Every line of the listing must be reproduced as it stands. Leave the images behind.

Provided information:
* * *

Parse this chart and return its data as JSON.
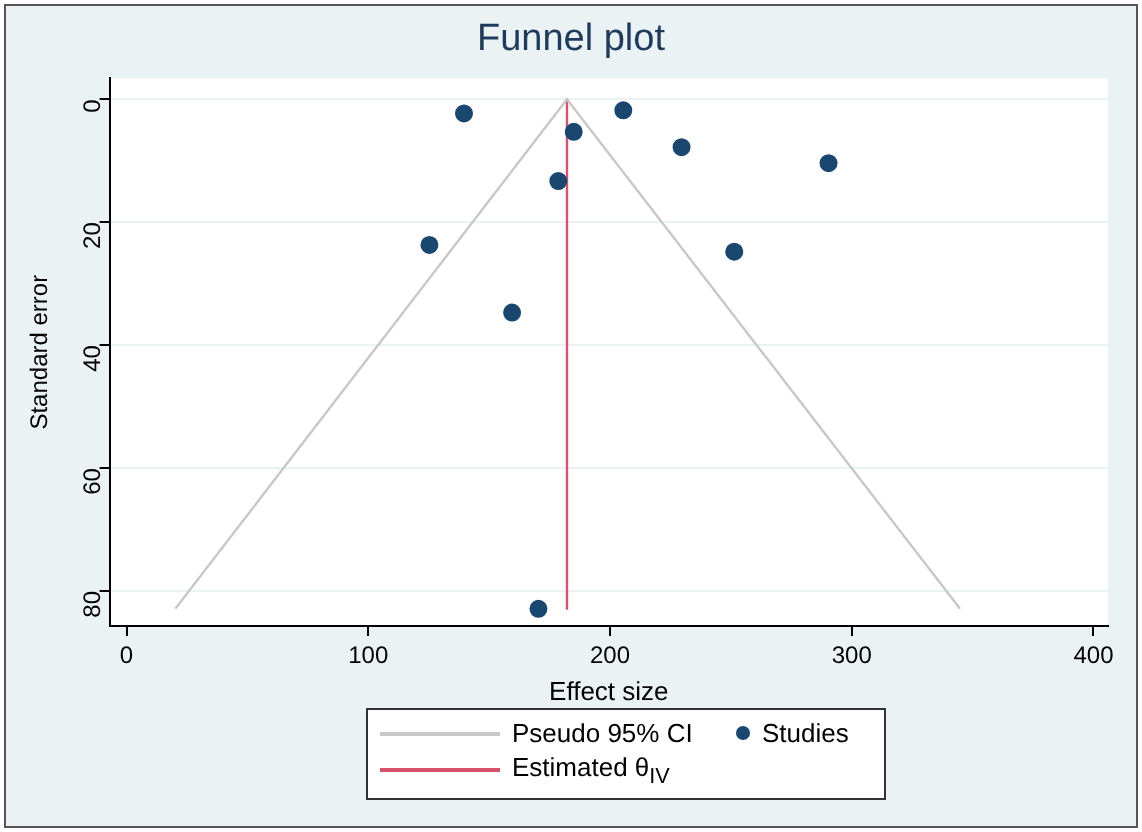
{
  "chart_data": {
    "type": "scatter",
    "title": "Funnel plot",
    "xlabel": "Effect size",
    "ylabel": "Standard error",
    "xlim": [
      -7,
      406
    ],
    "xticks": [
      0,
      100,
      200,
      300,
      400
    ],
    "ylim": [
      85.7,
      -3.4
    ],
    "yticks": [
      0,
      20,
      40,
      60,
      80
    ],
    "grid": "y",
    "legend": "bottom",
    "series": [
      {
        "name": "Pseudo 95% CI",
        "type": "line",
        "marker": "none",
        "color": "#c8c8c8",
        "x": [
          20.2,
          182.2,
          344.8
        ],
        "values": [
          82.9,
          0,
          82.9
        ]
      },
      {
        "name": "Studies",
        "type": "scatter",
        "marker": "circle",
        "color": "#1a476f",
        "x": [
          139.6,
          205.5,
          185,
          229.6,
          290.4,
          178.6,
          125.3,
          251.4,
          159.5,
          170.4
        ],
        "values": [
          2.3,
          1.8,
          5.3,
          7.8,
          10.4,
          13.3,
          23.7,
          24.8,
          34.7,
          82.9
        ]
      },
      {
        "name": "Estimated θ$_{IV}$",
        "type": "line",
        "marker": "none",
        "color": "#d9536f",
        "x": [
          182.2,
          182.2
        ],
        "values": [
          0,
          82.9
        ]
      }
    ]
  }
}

* * *

Solution for this task:
Parse this chart and return its data as JSON.
{
  "chart_data": {
    "type": "scatter",
    "title": "Funnel plot",
    "xlabel": "Effect size",
    "ylabel": "Standard error",
    "xlim": [
      -7,
      406
    ],
    "xticks": [
      0,
      100,
      200,
      300,
      400
    ],
    "ylim": [
      85.7,
      -3.4
    ],
    "yticks": [
      0,
      20,
      40,
      60,
      80
    ],
    "grid": "y",
    "legend": "bottom",
    "series": [
      {
        "name": "Pseudo 95% CI",
        "type": "line",
        "marker": "none",
        "color": "#c8c8c8",
        "x": [
          20.2,
          182.2,
          344.8
        ],
        "values": [
          82.9,
          0,
          82.9
        ]
      },
      {
        "name": "Studies",
        "type": "scatter",
        "marker": "circle",
        "color": "#1a476f",
        "x": [
          139.6,
          205.5,
          185,
          229.6,
          290.4,
          178.6,
          125.3,
          251.4,
          159.5,
          170.4
        ],
        "values": [
          2.3,
          1.8,
          5.3,
          7.8,
          10.4,
          13.3,
          23.7,
          24.8,
          34.7,
          82.9
        ]
      },
      {
        "name": "Estimated θ$_{IV}$",
        "type": "line",
        "marker": "none",
        "color": "#d9536f",
        "x": [
          182.2,
          182.2
        ],
        "values": [
          0,
          82.9
        ]
      }
    ]
  }
}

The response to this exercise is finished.